[Boxed element entries]
>>>

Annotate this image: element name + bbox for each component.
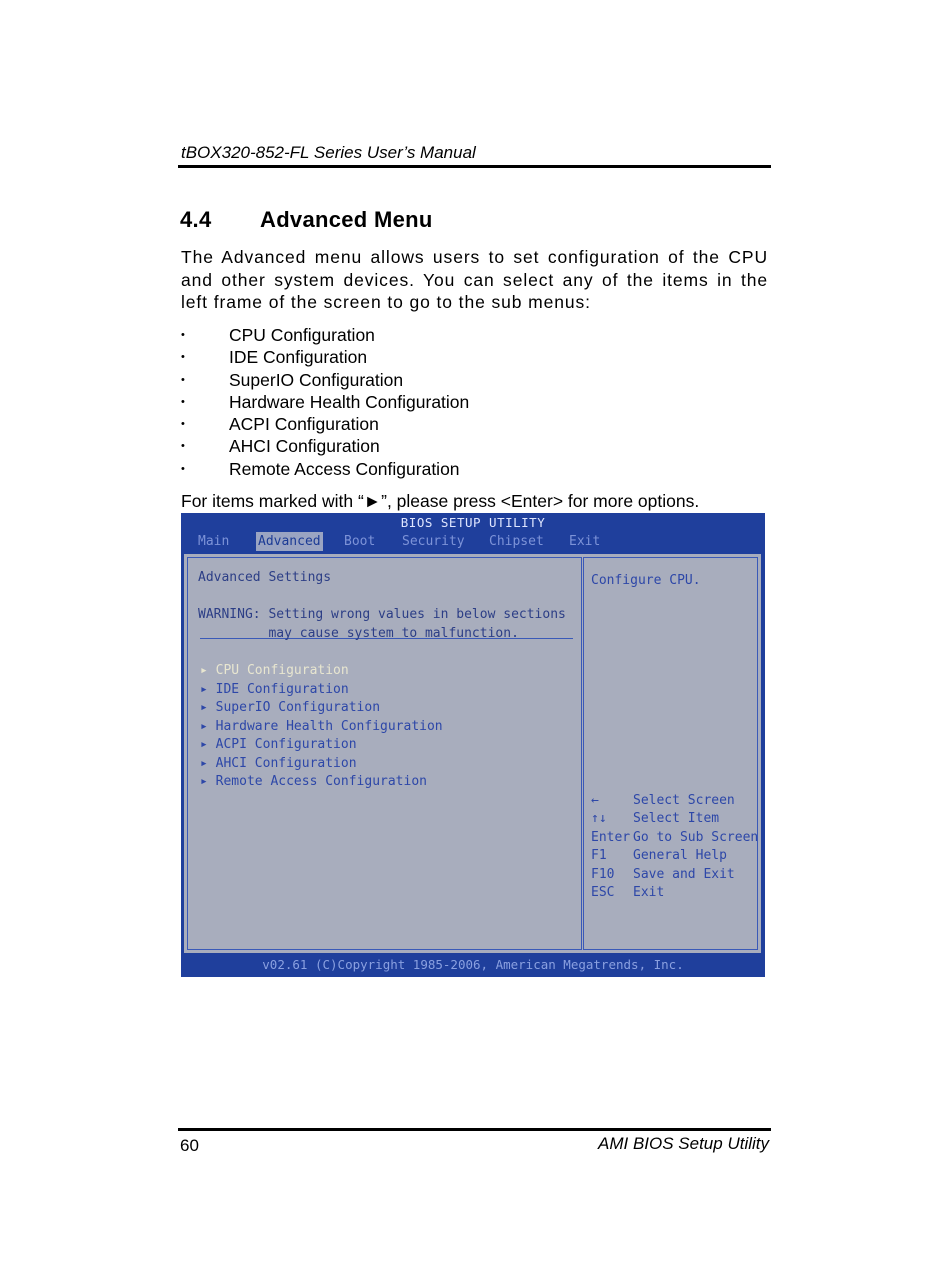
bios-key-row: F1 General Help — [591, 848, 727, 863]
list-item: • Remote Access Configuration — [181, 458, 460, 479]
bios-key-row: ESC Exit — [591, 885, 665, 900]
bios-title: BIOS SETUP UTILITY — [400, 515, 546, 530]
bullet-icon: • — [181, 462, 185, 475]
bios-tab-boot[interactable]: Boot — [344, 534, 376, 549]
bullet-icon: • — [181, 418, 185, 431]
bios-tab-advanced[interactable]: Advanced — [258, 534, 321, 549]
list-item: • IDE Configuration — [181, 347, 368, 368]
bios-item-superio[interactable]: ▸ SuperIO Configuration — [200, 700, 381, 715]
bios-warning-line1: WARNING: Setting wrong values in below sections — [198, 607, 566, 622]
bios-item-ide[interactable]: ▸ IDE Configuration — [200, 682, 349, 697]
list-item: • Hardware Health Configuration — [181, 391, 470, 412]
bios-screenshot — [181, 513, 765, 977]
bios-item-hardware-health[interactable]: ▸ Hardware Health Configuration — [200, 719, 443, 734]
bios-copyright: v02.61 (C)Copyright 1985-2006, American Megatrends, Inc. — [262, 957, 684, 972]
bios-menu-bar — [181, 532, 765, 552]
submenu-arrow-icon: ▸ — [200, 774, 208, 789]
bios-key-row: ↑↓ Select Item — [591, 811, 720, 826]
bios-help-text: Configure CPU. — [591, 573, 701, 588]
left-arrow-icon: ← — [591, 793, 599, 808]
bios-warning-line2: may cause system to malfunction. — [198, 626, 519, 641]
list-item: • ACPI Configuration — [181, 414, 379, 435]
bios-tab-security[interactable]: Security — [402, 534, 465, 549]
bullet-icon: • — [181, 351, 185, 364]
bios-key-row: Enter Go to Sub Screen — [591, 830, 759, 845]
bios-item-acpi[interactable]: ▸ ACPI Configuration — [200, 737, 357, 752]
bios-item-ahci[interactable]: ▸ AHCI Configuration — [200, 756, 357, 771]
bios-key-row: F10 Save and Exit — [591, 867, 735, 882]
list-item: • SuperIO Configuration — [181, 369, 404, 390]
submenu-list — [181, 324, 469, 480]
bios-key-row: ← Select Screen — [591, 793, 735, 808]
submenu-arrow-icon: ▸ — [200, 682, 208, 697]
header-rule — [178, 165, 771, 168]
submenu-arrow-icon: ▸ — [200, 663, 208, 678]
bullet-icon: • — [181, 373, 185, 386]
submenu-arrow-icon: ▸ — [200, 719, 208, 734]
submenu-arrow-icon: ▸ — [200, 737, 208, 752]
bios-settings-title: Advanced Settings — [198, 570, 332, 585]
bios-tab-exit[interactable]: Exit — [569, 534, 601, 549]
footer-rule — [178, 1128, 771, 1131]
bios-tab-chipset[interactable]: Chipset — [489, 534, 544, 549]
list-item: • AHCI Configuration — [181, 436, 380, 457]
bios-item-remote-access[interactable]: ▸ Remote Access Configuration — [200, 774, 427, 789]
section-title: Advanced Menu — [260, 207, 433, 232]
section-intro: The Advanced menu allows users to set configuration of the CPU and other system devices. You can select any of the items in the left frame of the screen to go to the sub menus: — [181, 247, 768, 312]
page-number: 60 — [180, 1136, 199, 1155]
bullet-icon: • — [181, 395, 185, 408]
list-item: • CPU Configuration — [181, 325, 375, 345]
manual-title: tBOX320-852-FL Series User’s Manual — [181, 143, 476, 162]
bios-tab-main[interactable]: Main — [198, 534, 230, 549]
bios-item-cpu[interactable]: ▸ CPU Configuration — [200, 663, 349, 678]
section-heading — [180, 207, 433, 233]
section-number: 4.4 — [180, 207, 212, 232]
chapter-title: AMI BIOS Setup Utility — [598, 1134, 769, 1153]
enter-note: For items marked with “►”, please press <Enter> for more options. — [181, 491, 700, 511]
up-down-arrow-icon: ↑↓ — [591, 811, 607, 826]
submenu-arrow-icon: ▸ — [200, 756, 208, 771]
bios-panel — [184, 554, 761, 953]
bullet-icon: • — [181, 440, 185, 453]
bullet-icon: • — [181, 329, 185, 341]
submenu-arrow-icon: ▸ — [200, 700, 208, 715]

<<<
>>>

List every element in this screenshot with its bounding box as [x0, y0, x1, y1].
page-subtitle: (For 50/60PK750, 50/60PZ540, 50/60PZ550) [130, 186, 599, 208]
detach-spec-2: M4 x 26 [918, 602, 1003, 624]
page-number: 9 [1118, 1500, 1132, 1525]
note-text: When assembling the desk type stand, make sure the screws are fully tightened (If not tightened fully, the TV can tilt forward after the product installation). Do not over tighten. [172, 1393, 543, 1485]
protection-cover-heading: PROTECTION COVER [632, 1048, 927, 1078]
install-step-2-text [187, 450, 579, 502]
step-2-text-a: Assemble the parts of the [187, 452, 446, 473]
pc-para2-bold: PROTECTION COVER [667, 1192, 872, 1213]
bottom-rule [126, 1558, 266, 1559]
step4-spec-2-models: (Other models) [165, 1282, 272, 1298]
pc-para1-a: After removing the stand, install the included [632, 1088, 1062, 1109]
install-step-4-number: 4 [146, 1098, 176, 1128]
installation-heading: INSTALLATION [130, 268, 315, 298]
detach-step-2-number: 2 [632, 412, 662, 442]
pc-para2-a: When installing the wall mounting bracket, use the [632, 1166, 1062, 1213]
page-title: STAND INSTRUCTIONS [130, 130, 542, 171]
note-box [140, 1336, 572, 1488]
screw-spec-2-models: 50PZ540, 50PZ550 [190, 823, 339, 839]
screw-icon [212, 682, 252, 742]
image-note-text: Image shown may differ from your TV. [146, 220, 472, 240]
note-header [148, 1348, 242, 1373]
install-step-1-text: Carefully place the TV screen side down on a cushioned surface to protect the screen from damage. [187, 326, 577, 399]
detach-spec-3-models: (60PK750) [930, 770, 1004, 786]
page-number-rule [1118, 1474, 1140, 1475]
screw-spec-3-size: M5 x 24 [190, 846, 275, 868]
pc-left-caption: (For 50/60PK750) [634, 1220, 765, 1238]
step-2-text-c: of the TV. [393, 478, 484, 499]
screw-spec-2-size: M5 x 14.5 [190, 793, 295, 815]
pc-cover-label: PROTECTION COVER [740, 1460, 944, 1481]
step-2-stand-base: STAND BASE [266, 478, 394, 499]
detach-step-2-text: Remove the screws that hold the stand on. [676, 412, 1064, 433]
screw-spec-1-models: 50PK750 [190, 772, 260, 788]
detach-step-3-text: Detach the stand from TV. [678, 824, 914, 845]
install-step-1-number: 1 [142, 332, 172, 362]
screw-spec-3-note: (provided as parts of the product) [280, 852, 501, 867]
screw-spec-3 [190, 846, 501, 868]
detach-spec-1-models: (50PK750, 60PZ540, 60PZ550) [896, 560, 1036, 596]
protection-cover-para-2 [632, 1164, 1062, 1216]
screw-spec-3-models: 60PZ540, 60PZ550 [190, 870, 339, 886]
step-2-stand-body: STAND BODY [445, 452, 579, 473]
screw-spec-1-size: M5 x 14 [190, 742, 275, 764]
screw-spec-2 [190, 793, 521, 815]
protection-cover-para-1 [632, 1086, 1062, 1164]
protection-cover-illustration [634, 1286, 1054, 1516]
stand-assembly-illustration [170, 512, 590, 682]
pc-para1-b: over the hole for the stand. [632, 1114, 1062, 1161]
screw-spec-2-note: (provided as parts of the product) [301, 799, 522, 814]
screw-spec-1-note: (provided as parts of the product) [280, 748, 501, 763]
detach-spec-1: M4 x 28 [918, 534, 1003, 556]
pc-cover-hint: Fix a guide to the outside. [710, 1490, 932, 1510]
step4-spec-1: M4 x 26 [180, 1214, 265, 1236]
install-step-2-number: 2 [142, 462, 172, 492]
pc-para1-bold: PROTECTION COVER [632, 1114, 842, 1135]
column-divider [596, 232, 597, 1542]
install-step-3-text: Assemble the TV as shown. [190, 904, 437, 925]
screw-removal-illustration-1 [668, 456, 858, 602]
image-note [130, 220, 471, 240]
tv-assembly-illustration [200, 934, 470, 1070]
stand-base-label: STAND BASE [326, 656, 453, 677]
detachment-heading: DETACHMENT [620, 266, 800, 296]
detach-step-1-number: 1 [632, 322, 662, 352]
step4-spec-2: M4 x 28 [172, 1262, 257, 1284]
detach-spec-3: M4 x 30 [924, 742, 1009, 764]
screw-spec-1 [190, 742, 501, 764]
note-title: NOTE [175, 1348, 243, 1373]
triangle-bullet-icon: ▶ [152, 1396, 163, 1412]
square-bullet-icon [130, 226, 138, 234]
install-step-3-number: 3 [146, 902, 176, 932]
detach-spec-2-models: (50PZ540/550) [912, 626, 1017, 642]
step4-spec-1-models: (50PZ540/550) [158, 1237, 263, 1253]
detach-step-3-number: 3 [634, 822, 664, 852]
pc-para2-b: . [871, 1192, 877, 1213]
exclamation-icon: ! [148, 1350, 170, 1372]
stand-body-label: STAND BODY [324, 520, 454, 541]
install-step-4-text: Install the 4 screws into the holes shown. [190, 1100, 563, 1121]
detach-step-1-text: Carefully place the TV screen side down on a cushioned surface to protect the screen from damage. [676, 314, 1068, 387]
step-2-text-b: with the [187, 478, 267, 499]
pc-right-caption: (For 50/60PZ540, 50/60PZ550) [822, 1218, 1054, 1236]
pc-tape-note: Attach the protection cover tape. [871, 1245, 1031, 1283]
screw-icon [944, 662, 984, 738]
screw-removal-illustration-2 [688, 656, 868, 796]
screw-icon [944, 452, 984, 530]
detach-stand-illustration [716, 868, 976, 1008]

<<<

What you will do
Copy out the lines of the material from the line containing "List every element" through the line containing "pc-para2-bold: PROTECTION COVER", inclusive, without changing anything in them.

The answer
List every element in this screenshot with its bounding box as [x0, y0, x1, y1].
page-subtitle: (For 50/60PK750, 50/60PZ540, 50/60PZ550) [130, 186, 599, 208]
detach-spec-2: M4 x 26 [918, 602, 1003, 624]
page-number: 9 [1118, 1500, 1132, 1525]
note-text: When assembling the desk type stand, make sure the screws are fully tightened (If not tightened fully, the TV can tilt forward after the product installation). Do not over tighten. [172, 1393, 543, 1485]
protection-cover-heading: PROTECTION COVER [632, 1048, 927, 1078]
install-step-2-text [187, 450, 579, 502]
step-2-text-a: Assemble the parts of the [187, 452, 446, 473]
pc-para2-bold: PROTECTION COVER [667, 1192, 872, 1213]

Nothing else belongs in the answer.